Please rewrite the lines of the layout coordinate data, replacing every "x-tick" with "x-axis-tick" and keeping everything else the same.

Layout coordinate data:
● ● ● ●

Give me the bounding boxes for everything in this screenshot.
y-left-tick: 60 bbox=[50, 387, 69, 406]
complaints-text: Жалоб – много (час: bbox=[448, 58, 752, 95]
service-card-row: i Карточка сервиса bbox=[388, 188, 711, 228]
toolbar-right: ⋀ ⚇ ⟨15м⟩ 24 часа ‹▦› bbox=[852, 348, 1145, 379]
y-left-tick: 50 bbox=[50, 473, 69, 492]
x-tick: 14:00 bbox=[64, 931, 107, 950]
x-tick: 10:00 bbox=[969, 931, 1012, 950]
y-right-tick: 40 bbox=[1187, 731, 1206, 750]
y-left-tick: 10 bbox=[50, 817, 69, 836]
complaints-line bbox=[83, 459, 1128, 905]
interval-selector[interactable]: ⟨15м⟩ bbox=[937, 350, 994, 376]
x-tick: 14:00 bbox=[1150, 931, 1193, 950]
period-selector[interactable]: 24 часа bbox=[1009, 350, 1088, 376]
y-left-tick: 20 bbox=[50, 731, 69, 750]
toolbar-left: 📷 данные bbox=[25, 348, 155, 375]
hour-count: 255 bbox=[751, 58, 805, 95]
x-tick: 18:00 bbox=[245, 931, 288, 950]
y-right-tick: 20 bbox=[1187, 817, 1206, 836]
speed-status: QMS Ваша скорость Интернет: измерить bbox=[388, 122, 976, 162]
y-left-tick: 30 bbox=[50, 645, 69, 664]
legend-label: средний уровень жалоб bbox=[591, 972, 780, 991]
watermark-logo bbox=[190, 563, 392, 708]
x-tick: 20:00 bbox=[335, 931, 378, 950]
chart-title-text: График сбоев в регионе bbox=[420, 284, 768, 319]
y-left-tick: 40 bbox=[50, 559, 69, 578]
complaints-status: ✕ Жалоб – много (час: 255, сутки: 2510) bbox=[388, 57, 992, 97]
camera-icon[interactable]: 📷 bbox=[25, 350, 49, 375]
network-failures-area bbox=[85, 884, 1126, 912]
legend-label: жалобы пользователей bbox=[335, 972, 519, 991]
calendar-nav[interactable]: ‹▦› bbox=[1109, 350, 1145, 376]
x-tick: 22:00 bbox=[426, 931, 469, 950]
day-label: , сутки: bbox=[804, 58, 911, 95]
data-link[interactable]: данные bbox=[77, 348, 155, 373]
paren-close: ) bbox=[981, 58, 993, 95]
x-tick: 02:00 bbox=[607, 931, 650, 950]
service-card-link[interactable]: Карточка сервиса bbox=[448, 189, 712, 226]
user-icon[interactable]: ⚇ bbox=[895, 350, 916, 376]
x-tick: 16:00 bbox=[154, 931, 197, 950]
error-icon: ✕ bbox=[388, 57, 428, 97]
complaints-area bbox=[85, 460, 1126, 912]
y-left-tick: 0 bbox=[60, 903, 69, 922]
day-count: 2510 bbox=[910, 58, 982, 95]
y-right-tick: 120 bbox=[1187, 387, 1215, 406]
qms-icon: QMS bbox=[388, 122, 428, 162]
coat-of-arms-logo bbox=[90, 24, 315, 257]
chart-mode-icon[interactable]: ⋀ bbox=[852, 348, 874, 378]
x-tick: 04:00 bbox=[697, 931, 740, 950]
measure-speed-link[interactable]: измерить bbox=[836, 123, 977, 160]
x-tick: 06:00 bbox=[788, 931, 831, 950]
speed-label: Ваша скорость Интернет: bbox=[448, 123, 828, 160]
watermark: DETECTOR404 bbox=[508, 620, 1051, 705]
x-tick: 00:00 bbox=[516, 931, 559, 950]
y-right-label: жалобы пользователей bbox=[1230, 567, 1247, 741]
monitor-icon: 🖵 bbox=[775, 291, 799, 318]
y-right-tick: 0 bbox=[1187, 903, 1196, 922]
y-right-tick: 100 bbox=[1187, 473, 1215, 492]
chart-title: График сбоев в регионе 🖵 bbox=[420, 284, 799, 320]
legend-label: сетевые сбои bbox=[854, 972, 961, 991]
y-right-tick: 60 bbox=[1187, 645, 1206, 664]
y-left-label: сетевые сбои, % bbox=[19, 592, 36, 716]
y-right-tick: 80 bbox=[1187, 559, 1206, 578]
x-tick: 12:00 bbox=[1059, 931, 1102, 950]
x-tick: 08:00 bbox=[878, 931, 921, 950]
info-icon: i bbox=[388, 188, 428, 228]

● ● ● ●

Solution to this exercise:
Give me the bounding boxes for everything in this screenshot.
y-left-tick: 60 bbox=[50, 387, 69, 406]
complaints-text: Жалоб – много (час: bbox=[448, 58, 752, 95]
service-card-row: i Карточка сервиса bbox=[388, 188, 711, 228]
toolbar-right: ⋀ ⚇ ⟨15м⟩ 24 часа ‹▦› bbox=[852, 348, 1145, 379]
y-left-tick: 50 bbox=[50, 473, 69, 492]
x-axis-tick: 14:00 bbox=[64, 931, 107, 950]
x-axis-tick: 10:00 bbox=[969, 931, 1012, 950]
y-right-tick: 40 bbox=[1187, 731, 1206, 750]
y-left-tick: 10 bbox=[50, 817, 69, 836]
complaints-line bbox=[83, 459, 1128, 905]
interval-selector[interactable]: ⟨15м⟩ bbox=[937, 350, 994, 376]
x-axis-tick: 14:00 bbox=[1150, 931, 1193, 950]
period-selector[interactable]: 24 часа bbox=[1009, 350, 1088, 376]
y-left-tick: 20 bbox=[50, 731, 69, 750]
toolbar-left: 📷 данные bbox=[25, 348, 155, 375]
hour-count: 255 bbox=[751, 58, 805, 95]
x-axis-tick: 18:00 bbox=[245, 931, 288, 950]
y-right-tick: 20 bbox=[1187, 817, 1206, 836]
speed-status: QMS Ваша скорость Интернет: измерить bbox=[388, 122, 976, 162]
y-left-tick: 30 bbox=[50, 645, 69, 664]
legend-label: средний уровень жалоб bbox=[591, 972, 780, 991]
watermark-logo bbox=[190, 563, 392, 708]
x-axis-tick: 20:00 bbox=[335, 931, 378, 950]
chart-title-text: График сбоев в регионе bbox=[420, 284, 768, 319]
y-left-tick: 40 bbox=[50, 559, 69, 578]
complaints-status: ✕ Жалоб – много (час: 255, сутки: 2510) bbox=[388, 57, 992, 97]
camera-icon[interactable]: 📷 bbox=[25, 350, 49, 375]
network-failures-area bbox=[85, 884, 1126, 912]
legend-label: жалобы пользователей bbox=[335, 972, 519, 991]
calendar-nav[interactable]: ‹▦› bbox=[1109, 350, 1145, 376]
x-axis-tick: 22:00 bbox=[426, 931, 469, 950]
day-label: , сутки: bbox=[804, 58, 911, 95]
data-link[interactable]: данные bbox=[77, 348, 155, 373]
paren-close: ) bbox=[981, 58, 993, 95]
x-axis-tick: 02:00 bbox=[607, 931, 650, 950]
service-card-link[interactable]: Карточка сервиса bbox=[448, 189, 712, 226]
user-icon[interactable]: ⚇ bbox=[895, 350, 916, 376]
x-axis-tick: 16:00 bbox=[154, 931, 197, 950]
error-icon: ✕ bbox=[388, 57, 428, 97]
complaints-area bbox=[85, 460, 1126, 912]
y-left-tick: 0 bbox=[60, 903, 69, 922]
day-count: 2510 bbox=[910, 58, 982, 95]
y-right-tick: 120 bbox=[1187, 387, 1215, 406]
qms-icon: QMS bbox=[388, 122, 428, 162]
coat-of-arms-logo bbox=[90, 24, 315, 257]
chart-mode-icon[interactable]: ⋀ bbox=[852, 348, 874, 378]
x-axis-tick: 04:00 bbox=[697, 931, 740, 950]
measure-speed-link[interactable]: измерить bbox=[836, 123, 977, 160]
x-axis-tick: 06:00 bbox=[788, 931, 831, 950]
speed-label: Ваша скорость Интернет: bbox=[448, 123, 828, 160]
watermark: DETECTOR404 bbox=[508, 620, 1051, 705]
x-axis-tick: 00:00 bbox=[516, 931, 559, 950]
y-right-label: жалобы пользователей bbox=[1230, 567, 1247, 741]
monitor-icon: 🖵 bbox=[775, 291, 799, 318]
y-right-tick: 0 bbox=[1187, 903, 1196, 922]
y-right-tick: 100 bbox=[1187, 473, 1215, 492]
chart-title: График сбоев в регионе 🖵 bbox=[420, 284, 799, 320]
legend-label: сетевые сбои bbox=[854, 972, 961, 991]
y-right-tick: 60 bbox=[1187, 645, 1206, 664]
y-left-label: сетевые сбои, % bbox=[19, 592, 36, 716]
y-right-tick: 80 bbox=[1187, 559, 1206, 578]
x-axis-tick: 12:00 bbox=[1059, 931, 1102, 950]
x-axis-tick: 08:00 bbox=[878, 931, 921, 950]
info-icon: i bbox=[388, 188, 428, 228]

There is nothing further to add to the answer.